(begin)

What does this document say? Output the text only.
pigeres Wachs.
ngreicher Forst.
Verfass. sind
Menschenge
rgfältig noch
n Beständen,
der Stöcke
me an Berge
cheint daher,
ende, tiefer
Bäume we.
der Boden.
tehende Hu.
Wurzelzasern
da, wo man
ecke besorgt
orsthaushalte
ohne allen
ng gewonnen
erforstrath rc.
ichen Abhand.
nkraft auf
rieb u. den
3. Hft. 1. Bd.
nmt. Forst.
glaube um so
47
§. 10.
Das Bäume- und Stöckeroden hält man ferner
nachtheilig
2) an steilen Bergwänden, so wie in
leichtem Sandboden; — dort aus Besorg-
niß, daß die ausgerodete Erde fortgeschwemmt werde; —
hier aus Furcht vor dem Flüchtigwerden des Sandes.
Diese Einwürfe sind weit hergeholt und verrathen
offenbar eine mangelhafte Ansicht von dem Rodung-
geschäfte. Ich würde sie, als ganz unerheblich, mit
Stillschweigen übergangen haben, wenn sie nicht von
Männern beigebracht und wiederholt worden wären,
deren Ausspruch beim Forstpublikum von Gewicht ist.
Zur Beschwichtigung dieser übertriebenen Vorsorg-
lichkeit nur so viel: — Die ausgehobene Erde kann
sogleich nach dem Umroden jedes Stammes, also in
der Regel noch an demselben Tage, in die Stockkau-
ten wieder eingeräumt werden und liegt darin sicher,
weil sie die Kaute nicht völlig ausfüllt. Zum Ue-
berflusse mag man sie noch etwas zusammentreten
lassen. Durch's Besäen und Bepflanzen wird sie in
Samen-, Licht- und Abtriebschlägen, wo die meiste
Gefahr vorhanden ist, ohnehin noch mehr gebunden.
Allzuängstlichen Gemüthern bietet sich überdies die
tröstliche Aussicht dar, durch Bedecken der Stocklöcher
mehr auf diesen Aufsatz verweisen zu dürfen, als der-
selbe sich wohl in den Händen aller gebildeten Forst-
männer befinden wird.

(end)

What this task involves => Tally up the lines in the records that contain the word "wird" and give only the total.

Reply => 2